• Written request:
Pick out every line holding the string "Specials" and copy it.

[Collection entries]
◆ ◆ ◆ ◆ ◆ ◆ ◆
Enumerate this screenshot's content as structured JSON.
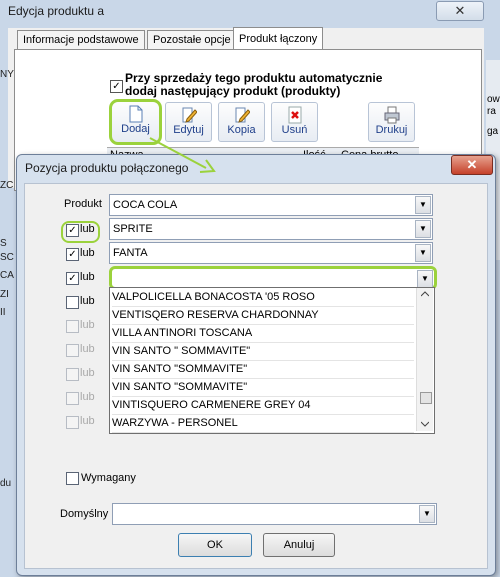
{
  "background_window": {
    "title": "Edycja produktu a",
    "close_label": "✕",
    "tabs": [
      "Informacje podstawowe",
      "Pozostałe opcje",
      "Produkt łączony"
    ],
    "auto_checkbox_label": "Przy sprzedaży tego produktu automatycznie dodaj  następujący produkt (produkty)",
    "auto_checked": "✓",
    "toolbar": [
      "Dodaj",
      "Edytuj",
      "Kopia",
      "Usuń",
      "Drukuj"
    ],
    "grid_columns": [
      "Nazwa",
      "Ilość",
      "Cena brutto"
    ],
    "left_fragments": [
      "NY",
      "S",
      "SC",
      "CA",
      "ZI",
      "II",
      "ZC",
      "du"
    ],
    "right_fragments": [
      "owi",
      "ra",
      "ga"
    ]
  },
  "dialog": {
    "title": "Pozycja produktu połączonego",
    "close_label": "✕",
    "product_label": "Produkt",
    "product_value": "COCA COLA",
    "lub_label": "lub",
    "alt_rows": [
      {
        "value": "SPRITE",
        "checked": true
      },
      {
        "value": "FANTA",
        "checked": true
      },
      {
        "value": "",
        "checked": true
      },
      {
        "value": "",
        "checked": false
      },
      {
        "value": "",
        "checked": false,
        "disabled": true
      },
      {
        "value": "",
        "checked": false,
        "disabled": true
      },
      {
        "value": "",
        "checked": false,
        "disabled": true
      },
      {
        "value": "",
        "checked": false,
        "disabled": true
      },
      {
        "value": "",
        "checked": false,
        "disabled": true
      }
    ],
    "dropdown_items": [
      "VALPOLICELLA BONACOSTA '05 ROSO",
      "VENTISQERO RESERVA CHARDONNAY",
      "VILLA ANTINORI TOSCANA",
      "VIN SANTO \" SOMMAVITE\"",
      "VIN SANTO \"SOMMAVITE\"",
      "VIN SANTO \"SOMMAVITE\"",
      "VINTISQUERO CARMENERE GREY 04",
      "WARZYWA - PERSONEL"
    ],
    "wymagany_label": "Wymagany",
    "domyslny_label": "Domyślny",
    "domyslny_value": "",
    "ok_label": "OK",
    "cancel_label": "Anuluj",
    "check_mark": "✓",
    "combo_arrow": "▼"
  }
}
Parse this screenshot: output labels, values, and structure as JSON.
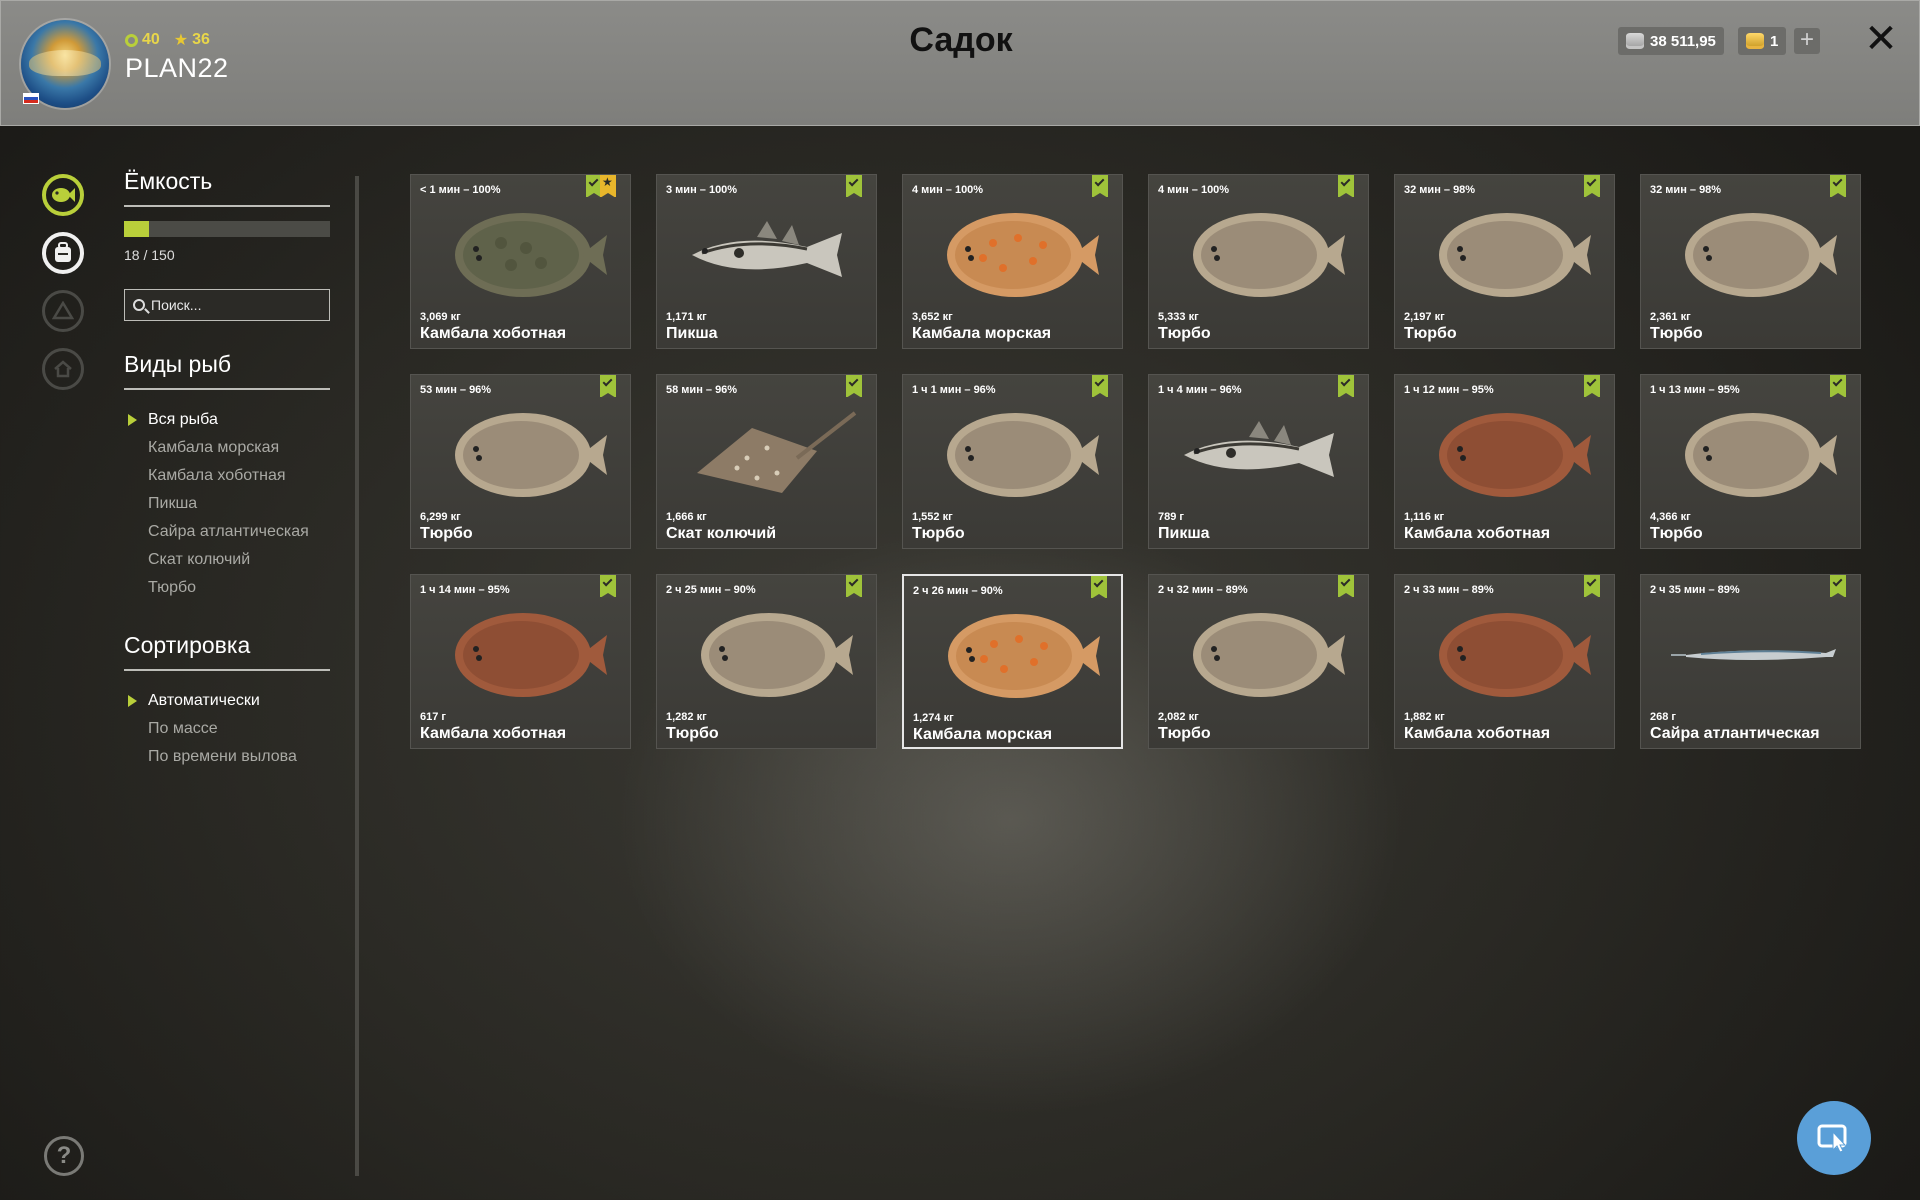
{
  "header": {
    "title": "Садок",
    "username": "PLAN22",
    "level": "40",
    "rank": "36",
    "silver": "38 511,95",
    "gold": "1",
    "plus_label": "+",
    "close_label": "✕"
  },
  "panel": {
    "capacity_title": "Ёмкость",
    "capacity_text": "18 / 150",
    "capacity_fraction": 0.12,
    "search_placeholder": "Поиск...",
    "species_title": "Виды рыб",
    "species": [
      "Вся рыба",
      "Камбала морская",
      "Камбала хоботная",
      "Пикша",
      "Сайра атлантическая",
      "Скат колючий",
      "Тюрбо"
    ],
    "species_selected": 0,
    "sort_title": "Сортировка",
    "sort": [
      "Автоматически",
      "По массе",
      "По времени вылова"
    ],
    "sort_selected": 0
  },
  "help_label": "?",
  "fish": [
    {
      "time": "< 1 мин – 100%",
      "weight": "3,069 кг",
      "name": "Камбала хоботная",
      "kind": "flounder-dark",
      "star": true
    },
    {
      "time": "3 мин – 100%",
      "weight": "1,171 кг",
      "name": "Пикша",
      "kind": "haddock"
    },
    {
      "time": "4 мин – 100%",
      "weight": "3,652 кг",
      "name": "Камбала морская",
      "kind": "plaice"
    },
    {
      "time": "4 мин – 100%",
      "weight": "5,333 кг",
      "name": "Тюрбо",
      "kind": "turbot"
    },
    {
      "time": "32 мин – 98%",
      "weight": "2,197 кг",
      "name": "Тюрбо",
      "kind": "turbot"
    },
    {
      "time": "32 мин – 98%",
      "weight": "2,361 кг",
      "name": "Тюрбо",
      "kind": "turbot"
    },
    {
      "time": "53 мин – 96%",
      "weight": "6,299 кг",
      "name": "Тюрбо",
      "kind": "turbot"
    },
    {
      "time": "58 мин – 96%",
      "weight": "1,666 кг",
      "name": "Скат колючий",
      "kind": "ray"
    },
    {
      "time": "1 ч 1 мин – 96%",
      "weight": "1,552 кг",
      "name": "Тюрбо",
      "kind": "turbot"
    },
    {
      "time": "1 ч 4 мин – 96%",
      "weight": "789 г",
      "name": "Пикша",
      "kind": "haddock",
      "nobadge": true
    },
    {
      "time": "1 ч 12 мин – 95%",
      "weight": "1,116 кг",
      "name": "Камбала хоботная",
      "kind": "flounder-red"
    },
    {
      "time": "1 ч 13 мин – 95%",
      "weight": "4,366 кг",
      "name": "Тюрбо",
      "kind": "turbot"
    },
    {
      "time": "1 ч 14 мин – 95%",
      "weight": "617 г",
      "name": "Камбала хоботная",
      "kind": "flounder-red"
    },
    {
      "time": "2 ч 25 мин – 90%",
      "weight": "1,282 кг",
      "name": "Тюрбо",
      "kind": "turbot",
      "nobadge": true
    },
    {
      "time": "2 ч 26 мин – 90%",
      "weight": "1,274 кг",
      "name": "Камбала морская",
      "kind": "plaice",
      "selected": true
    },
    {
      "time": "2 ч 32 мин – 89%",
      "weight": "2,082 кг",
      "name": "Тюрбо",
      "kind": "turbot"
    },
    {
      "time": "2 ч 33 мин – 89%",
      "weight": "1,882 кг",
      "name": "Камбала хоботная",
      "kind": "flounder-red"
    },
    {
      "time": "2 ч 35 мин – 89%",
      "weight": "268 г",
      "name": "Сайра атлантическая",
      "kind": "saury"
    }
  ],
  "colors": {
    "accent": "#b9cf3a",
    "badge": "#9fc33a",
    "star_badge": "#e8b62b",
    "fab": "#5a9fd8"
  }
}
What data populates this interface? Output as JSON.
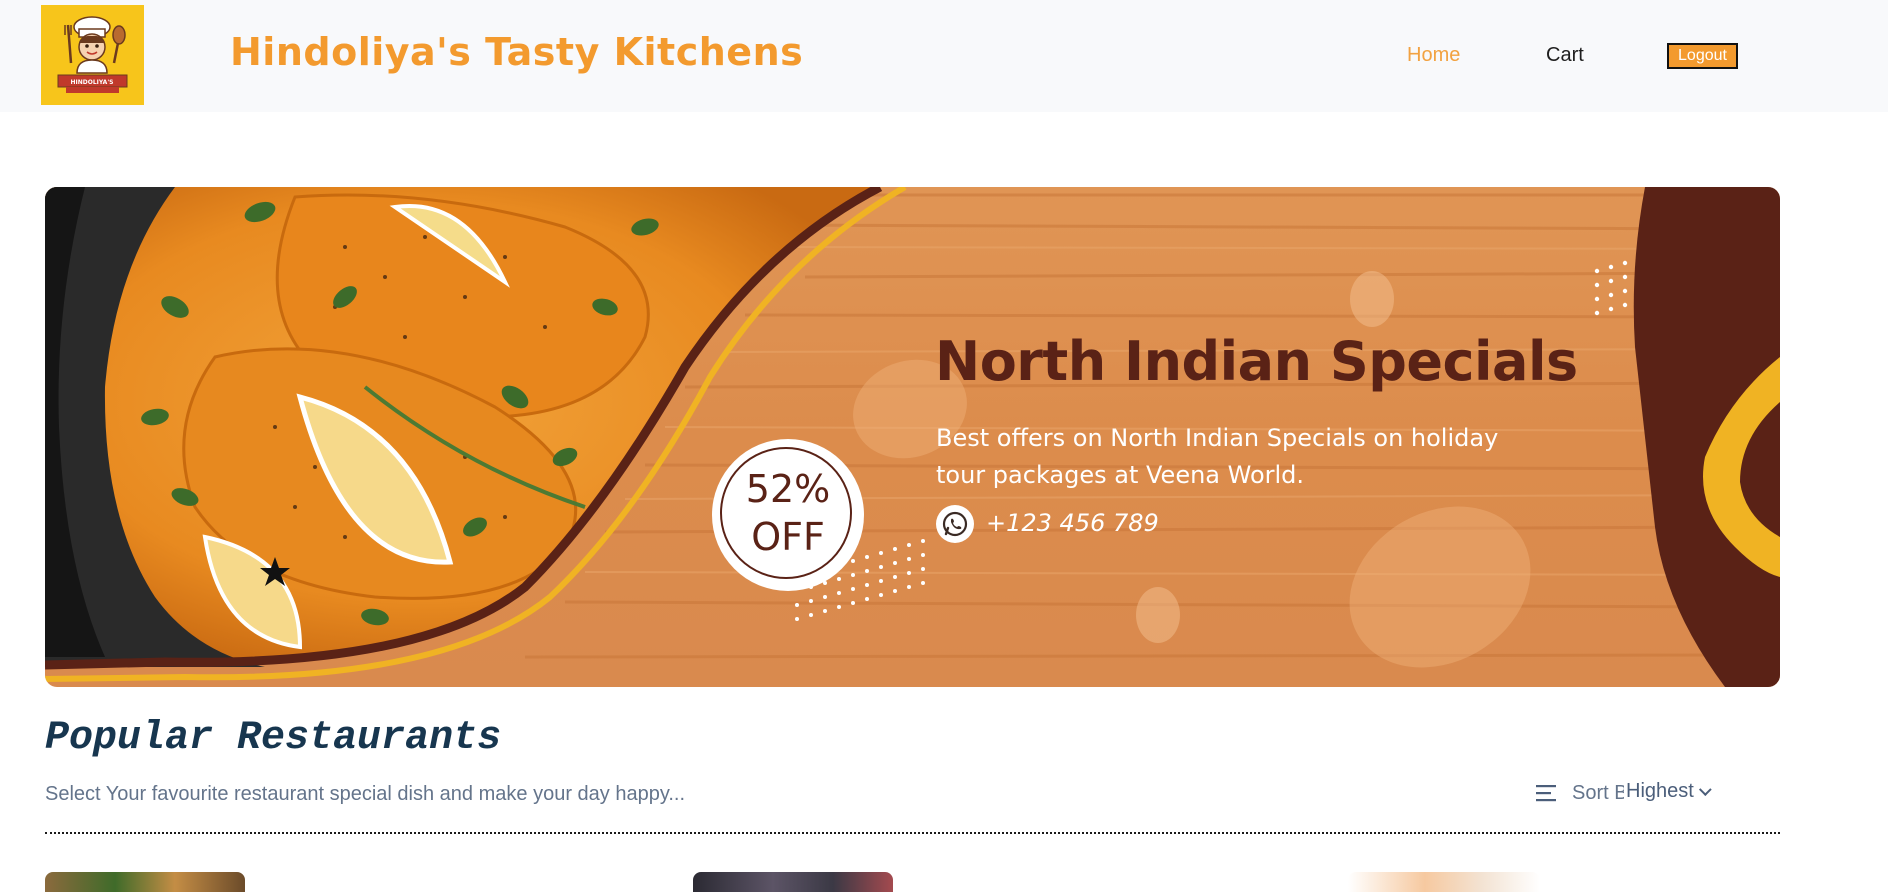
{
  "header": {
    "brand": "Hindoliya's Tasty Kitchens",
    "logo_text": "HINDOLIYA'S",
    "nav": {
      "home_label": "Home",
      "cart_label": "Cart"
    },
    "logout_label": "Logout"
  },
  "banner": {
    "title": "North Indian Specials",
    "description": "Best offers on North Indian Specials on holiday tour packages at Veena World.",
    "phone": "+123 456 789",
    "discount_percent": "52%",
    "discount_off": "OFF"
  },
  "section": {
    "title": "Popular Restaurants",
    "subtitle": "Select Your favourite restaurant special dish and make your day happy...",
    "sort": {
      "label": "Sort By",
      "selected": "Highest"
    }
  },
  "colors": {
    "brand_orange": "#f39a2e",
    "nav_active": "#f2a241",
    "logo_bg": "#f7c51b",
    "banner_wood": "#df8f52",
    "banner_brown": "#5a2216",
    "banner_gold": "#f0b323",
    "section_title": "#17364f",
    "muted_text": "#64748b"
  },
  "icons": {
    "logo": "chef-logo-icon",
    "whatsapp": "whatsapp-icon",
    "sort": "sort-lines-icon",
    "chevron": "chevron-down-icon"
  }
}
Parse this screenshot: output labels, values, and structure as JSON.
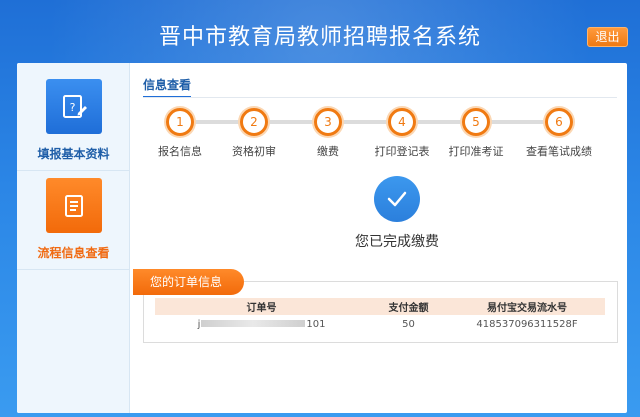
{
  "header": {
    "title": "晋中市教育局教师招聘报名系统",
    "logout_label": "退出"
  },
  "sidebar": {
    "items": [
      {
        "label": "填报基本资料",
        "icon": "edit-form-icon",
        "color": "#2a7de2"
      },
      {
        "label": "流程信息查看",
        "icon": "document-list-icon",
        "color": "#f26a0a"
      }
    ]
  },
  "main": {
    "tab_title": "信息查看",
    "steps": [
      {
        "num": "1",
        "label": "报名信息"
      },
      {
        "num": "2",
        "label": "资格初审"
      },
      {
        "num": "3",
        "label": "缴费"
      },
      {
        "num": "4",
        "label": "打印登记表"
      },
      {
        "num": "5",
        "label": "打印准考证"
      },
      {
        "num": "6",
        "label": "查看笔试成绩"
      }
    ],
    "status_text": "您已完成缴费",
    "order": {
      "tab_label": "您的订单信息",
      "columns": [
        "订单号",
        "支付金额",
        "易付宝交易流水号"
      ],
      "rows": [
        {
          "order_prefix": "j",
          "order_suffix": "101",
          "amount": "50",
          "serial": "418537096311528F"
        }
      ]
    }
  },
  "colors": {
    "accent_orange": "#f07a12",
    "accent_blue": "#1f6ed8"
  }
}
◆ ◆ ◆ ◆ ◆ ◆ ◆
• Full solution:
    "title": "North Indian Specials",
    "description": "Best offers on North Indian Specials on holiday tour packages at Veena World.",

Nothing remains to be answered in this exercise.